Dataset records:
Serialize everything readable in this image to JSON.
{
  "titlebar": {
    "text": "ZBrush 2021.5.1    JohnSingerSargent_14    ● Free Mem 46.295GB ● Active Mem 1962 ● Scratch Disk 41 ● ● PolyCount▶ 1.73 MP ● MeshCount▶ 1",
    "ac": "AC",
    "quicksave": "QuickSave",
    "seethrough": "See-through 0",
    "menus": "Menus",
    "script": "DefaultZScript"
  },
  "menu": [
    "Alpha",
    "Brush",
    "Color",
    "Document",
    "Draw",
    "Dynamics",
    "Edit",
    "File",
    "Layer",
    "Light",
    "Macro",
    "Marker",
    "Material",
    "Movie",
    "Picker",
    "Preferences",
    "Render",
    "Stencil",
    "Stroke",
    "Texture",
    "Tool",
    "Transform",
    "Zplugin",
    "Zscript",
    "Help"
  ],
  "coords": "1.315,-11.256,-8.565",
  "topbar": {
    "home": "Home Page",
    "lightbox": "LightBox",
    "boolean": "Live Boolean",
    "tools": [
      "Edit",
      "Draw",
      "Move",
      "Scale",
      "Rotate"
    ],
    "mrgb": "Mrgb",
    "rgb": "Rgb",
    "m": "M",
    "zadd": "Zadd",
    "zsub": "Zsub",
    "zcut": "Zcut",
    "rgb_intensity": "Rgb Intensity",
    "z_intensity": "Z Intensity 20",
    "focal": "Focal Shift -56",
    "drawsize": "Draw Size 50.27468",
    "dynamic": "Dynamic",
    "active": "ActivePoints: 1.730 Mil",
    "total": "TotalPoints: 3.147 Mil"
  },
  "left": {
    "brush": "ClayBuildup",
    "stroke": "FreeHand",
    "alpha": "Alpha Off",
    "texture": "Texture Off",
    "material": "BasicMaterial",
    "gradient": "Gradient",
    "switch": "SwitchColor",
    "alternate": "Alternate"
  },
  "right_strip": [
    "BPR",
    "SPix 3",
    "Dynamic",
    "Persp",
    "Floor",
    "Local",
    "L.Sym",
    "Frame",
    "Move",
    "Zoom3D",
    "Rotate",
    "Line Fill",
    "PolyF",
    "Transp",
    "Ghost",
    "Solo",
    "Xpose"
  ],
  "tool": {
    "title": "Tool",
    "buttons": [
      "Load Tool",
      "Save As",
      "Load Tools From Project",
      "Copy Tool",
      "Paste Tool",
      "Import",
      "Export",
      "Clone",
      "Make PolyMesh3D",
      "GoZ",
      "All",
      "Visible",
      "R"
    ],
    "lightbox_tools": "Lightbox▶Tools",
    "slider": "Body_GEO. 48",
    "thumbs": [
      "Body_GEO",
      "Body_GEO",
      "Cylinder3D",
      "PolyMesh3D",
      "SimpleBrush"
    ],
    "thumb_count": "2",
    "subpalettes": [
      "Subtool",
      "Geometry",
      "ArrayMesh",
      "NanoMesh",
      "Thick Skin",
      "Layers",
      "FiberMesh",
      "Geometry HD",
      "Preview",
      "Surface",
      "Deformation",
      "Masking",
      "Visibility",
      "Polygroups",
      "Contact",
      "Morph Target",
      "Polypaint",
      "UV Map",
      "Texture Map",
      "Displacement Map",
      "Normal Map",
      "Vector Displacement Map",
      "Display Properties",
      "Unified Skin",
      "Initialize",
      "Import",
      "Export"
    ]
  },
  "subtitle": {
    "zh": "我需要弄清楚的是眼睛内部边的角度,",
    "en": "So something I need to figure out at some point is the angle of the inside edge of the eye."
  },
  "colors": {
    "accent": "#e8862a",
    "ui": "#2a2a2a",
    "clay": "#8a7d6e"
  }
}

### TASK
Copy out each line exactly as written.

### TASK RESPONSE
Serialize everything readable in this image to JSON.
{
  "titlebar": {
    "text": "ZBrush 2021.5.1    JohnSingerSargent_14    ● Free Mem 46.295GB ● Active Mem 1962 ● Scratch Disk 41 ● ● PolyCount▶ 1.73 MP ● MeshCount▶ 1",
    "ac": "AC",
    "quicksave": "QuickSave",
    "seethrough": "See-through 0",
    "menus": "Menus",
    "script": "DefaultZScript"
  },
  "menu": [
    "Alpha",
    "Brush",
    "Color",
    "Document",
    "Draw",
    "Dynamics",
    "Edit",
    "File",
    "Layer",
    "Light",
    "Macro",
    "Marker",
    "Material",
    "Movie",
    "Picker",
    "Preferences",
    "Render",
    "Stencil",
    "Stroke",
    "Texture",
    "Tool",
    "Transform",
    "Zplugin",
    "Zscript",
    "Help"
  ],
  "coords": "1.315,-11.256,-8.565",
  "topbar": {
    "home": "Home Page",
    "lightbox": "LightBox",
    "boolean": "Live Boolean",
    "tools": [
      "Edit",
      "Draw",
      "Move",
      "Scale",
      "Rotate"
    ],
    "mrgb": "Mrgb",
    "rgb": "Rgb",
    "m": "M",
    "zadd": "Zadd",
    "zsub": "Zsub",
    "zcut": "Zcut",
    "rgb_intensity": "Rgb Intensity",
    "z_intensity": "Z Intensity 20",
    "focal": "Focal Shift -56",
    "drawsize": "Draw Size 50.27468",
    "dynamic": "Dynamic",
    "active": "ActivePoints: 1.730 Mil",
    "total": "TotalPoints: 3.147 Mil"
  },
  "left": {
    "brush": "ClayBuildup",
    "stroke": "FreeHand",
    "alpha": "Alpha Off",
    "texture": "Texture Off",
    "material": "BasicMaterial",
    "gradient": "Gradient",
    "switch": "SwitchColor",
    "alternate": "Alternate"
  },
  "right_strip": [
    "BPR",
    "SPix 3",
    "Dynamic",
    "Persp",
    "Floor",
    "Local",
    "L.Sym",
    "Frame",
    "Move",
    "Zoom3D",
    "Rotate",
    "Line Fill",
    "PolyF",
    "Transp",
    "Ghost",
    "Solo",
    "Xpose"
  ],
  "tool": {
    "title": "Tool",
    "buttons": [
      "Load Tool",
      "Save As",
      "Load Tools From Project",
      "Copy Tool",
      "Paste Tool",
      "Import",
      "Export",
      "Clone",
      "Make PolyMesh3D",
      "GoZ",
      "All",
      "Visible",
      "R"
    ],
    "lightbox_tools": "Lightbox▶Tools",
    "slider": "Body_GEO. 48",
    "thumbs": [
      "Body_GEO",
      "Body_GEO",
      "Cylinder3D",
      "PolyMesh3D",
      "SimpleBrush"
    ],
    "thumb_count": "2",
    "subpalettes": [
      "Subtool",
      "Geometry",
      "ArrayMesh",
      "NanoMesh",
      "Thick Skin",
      "Layers",
      "FiberMesh",
      "Geometry HD",
      "Preview",
      "Surface",
      "Deformation",
      "Masking",
      "Visibility",
      "Polygroups",
      "Contact",
      "Morph Target",
      "Polypaint",
      "UV Map",
      "Texture Map",
      "Displacement Map",
      "Normal Map",
      "Vector Displacement Map",
      "Display Properties",
      "Unified Skin",
      "Initialize",
      "Import",
      "Export"
    ]
  },
  "subtitle": {
    "zh": "我需要弄清楚的是眼睛内部边的角度,",
    "en": "So something I need to figure out at some point is the angle of the inside edge of the eye."
  },
  "colors": {
    "accent": "#e8862a",
    "ui": "#2a2a2a",
    "clay": "#8a7d6e"
  }
}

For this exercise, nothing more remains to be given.